WRITTEN REQUEST: Read the data and repeat it in full, exactly.

RECORDED DATA:
----------
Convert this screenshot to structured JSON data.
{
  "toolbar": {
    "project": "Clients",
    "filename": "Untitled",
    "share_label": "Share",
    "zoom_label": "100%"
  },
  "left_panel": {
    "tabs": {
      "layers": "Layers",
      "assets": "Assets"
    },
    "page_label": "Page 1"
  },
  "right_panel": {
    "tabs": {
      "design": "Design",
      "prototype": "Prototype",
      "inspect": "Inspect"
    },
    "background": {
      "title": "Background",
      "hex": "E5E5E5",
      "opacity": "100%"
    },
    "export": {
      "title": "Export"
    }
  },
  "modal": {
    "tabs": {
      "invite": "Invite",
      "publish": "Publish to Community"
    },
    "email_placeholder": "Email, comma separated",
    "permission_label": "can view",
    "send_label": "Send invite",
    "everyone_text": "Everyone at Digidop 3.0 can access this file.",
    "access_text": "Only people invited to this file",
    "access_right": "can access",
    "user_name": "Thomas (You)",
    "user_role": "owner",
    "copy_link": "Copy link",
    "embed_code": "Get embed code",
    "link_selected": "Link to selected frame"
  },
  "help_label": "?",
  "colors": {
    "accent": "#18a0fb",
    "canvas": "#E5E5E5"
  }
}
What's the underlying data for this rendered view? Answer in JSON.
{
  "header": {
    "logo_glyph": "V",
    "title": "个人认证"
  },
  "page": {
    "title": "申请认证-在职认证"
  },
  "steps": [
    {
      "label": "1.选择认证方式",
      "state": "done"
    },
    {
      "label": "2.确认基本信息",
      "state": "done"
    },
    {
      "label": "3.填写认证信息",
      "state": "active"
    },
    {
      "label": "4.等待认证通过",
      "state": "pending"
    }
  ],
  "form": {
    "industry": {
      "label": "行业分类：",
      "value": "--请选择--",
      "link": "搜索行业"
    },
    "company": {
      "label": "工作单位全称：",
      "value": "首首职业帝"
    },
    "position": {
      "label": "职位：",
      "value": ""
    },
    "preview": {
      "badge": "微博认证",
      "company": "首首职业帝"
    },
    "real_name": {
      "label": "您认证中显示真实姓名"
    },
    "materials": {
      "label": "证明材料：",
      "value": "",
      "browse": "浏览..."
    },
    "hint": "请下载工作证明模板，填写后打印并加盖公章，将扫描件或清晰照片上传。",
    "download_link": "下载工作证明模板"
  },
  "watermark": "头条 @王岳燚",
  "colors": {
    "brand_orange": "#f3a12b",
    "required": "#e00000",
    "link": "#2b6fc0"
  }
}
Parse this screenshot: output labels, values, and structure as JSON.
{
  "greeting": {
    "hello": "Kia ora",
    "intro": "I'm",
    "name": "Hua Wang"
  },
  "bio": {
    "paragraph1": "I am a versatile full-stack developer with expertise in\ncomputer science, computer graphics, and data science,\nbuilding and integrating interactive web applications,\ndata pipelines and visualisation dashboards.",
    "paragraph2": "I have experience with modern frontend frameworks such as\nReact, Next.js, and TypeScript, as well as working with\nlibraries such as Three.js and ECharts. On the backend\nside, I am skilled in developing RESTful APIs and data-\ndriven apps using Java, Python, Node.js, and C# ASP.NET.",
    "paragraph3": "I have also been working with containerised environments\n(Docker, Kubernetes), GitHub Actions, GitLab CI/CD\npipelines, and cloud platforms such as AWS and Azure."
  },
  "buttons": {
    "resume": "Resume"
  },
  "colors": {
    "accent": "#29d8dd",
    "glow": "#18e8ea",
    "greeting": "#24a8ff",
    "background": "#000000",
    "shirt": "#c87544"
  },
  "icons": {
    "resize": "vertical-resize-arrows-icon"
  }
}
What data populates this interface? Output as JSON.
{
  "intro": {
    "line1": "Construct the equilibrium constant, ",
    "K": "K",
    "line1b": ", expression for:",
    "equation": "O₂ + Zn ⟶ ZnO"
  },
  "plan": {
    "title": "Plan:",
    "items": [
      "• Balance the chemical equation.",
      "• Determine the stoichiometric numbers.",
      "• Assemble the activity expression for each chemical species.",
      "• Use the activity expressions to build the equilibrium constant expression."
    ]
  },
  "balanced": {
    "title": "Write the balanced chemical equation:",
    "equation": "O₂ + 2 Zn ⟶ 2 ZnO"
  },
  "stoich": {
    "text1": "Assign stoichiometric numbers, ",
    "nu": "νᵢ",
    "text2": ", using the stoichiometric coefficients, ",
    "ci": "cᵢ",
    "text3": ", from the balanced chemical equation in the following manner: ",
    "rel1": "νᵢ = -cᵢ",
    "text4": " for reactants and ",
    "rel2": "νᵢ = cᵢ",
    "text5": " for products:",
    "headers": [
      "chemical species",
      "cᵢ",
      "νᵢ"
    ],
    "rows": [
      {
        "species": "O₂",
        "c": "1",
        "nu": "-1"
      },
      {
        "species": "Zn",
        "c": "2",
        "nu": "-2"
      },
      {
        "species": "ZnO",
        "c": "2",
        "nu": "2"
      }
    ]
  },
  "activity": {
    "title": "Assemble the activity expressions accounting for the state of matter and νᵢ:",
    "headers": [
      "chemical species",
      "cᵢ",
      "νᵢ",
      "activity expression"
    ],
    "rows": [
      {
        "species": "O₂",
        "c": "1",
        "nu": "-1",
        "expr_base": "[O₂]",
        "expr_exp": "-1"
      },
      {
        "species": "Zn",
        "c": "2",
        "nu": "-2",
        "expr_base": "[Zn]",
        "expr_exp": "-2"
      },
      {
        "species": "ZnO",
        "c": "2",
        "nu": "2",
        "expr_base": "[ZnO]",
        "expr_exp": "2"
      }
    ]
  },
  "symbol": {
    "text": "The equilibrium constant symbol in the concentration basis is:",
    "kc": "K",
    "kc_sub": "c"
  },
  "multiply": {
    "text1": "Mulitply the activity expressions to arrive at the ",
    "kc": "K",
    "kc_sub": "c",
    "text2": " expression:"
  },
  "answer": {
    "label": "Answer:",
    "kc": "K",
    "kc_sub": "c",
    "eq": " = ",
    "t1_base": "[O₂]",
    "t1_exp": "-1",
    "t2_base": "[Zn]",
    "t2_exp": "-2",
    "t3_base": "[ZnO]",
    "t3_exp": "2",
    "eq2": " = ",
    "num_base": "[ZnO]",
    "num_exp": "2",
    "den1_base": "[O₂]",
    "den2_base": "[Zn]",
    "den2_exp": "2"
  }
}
----------
ANSWER BELOW:
Convert this screenshot to structured JSON data.
{
  "toolbar": {
    "project": "Clients",
    "filename": "Untitled",
    "share_label": "Share",
    "zoom_label": "100%"
  },
  "left_panel": {
    "tabs": {
      "layers": "Layers",
      "assets": "Assets"
    },
    "page_label": "Page 1"
  },
  "right_panel": {
    "tabs": {
      "design": "Design",
      "prototype": "Prototype",
      "inspect": "Inspect"
    },
    "background": {
      "title": "Background",
      "hex": "E5E5E5",
      "opacity": "100%"
    },
    "export": {
      "title": "Export"
    }
  },
  "modal": {
    "tabs": {
      "invite": "Invite",
      "publish": "Publish to Community"
    },
    "email_placeholder": "Email, comma separated",
    "permission_label": "can view",
    "send_label": "Send invite",
    "everyone_text": "Everyone at Digidop 3.0 can access this file.",
    "access_text": "Only people invited to this file",
    "access_right": "can access",
    "user_name": "Thomas (You)",
    "user_role": "owner",
    "copy_link": "Copy link",
    "embed_code": "Get embed code",
    "link_selected": "Link to selected frame"
  },
  "help_label": "?",
  "colors": {
    "accent": "#18a0fb",
    "canvas": "#E5E5E5"
  }
}
What's the underlying data for this rendered view? Answer in JSON.
{
  "header": {
    "logo_glyph": "V",
    "title": "个人认证"
  },
  "page": {
    "title": "申请认证-在职认证"
  },
  "steps": [
    {
      "label": "1.选择认证方式",
      "state": "done"
    },
    {
      "label": "2.确认基本信息",
      "state": "done"
    },
    {
      "label": "3.填写认证信息",
      "state": "active"
    },
    {
      "label": "4.等待认证通过",
      "state": "pending"
    }
  ],
  "form": {
    "industry": {
      "label": "行业分类：",
      "value": "--请选择--",
      "link": "搜索行业"
    },
    "company": {
      "label": "工作单位全称：",
      "value": "首首职业帝"
    },
    "position": {
      "label": "职位：",
      "value": ""
    },
    "preview": {
      "badge": "微博认证",
      "company": "首首职业帝"
    },
    "real_name": {
      "label": "您认证中显示真实姓名"
    },
    "materials": {
      "label": "证明材料：",
      "value": "",
      "browse": "浏览..."
    },
    "hint": "请下载工作证明模板，填写后打印并加盖公章，将扫描件或清晰照片上传。",
    "download_link": "下载工作证明模板"
  },
  "watermark": "头条 @王岳燚",
  "colors": {
    "brand_orange": "#f3a12b",
    "required": "#e00000",
    "link": "#2b6fc0"
  }
}
Parse this screenshot: output labels, values, and structure as JSON.
{
  "greeting": {
    "hello": "Kia ora",
    "intro": "I'm",
    "name": "Hua Wang"
  },
  "bio": {
    "paragraph1": "I am a versatile full-stack developer with expertise in\ncomputer science, computer graphics, and data science,\nbuilding and integrating interactive web applications,\ndata pipelines and visualisation dashboards.",
    "paragraph2": "I have experience with modern frontend frameworks such as\nReact, Next.js, and TypeScript, as well as working with\nlibraries such as Three.js and ECharts. On the backend\nside, I am skilled in developing RESTful APIs and data-\ndriven apps using Java, Python, Node.js, and C# ASP.NET.",
    "paragraph3": "I have also been working with containerised environments\n(Docker, Kubernetes), GitHub Actions, GitLab CI/CD\npipelines, and cloud platforms such as AWS and Azure."
  },
  "buttons": {
    "resume": "Resume"
  },
  "colors": {
    "accent": "#29d8dd",
    "glow": "#18e8ea",
    "greeting": "#24a8ff",
    "background": "#000000",
    "shirt": "#c87544"
  },
  "icons": {
    "resize": "vertical-resize-arrows-icon"
  }
}
What data populates this interface? Output as JSON.
{
  "intro": {
    "line1": "Construct the equilibrium constant, ",
    "K": "K",
    "line1b": ", expression for:",
    "equation": "O₂ + Zn ⟶ ZnO"
  },
  "plan": {
    "title": "Plan:",
    "items": [
      "• Balance the chemical equation.",
      "• Determine the stoichiometric numbers.",
      "• Assemble the activity expression for each chemical species.",
      "• Use the activity expressions to build the equilibrium constant expression."
    ]
  },
  "balanced": {
    "title": "Write the balanced chemical equation:",
    "equation": "O₂ + 2 Zn ⟶ 2 ZnO"
  },
  "stoich": {
    "text1": "Assign stoichiometric numbers, ",
    "nu": "νᵢ",
    "text2": ", using the stoichiometric coefficients, ",
    "ci": "cᵢ",
    "text3": ", from the balanced chemical equation in the following manner: ",
    "rel1": "νᵢ = -cᵢ",
    "text4": " for reactants and ",
    "rel2": "νᵢ = cᵢ",
    "text5": " for products:",
    "headers": [
      "chemical species",
      "cᵢ",
      "νᵢ"
    ],
    "rows": [
      {
        "species": "O₂",
        "c": "1",
        "nu": "-1"
      },
      {
        "species": "Zn",
        "c": "2",
        "nu": "-2"
      },
      {
        "species": "ZnO",
        "c": "2",
        "nu": "2"
      }
    ]
  },
  "activity": {
    "title": "Assemble the activity expressions accounting for the state of matter and νᵢ:",
    "headers": [
      "chemical species",
      "cᵢ",
      "νᵢ",
      "activity expression"
    ],
    "rows": [
      {
        "species": "O₂",
        "c": "1",
        "nu": "-1",
        "expr_base": "[O₂]",
        "expr_exp": "-1"
      },
      {
        "species": "Zn",
        "c": "2",
        "nu": "-2",
        "expr_base": "[Zn]",
        "expr_exp": "-2"
      },
      {
        "species": "ZnO",
        "c": "2",
        "nu": "2",
        "expr_base": "[ZnO]",
        "expr_exp": "2"
      }
    ]
  },
  "symbol": {
    "text": "The equilibrium constant symbol in the concentration basis is:",
    "kc": "K",
    "kc_sub": "c"
  },
  "multiply": {
    "text1": "Mulitply the activity expressions to arrive at the ",
    "kc": "K",
    "kc_sub": "c",
    "text2": " expression:"
  },
  "answer": {
    "label": "Answer:",
    "kc": "K",
    "kc_sub": "c",
    "eq": " = ",
    "t1_base": "[O₂]",
    "t1_exp": "-1",
    "t2_base": "[Zn]",
    "t2_exp": "-2",
    "t3_base": "[ZnO]",
    "t3_exp": "2",
    "eq2": " = ",
    "num_base": "[ZnO]",
    "num_exp": "2",
    "den1_base": "[O₂]",
    "den2_base": "[Zn]",
    "den2_exp": "2"
  }
}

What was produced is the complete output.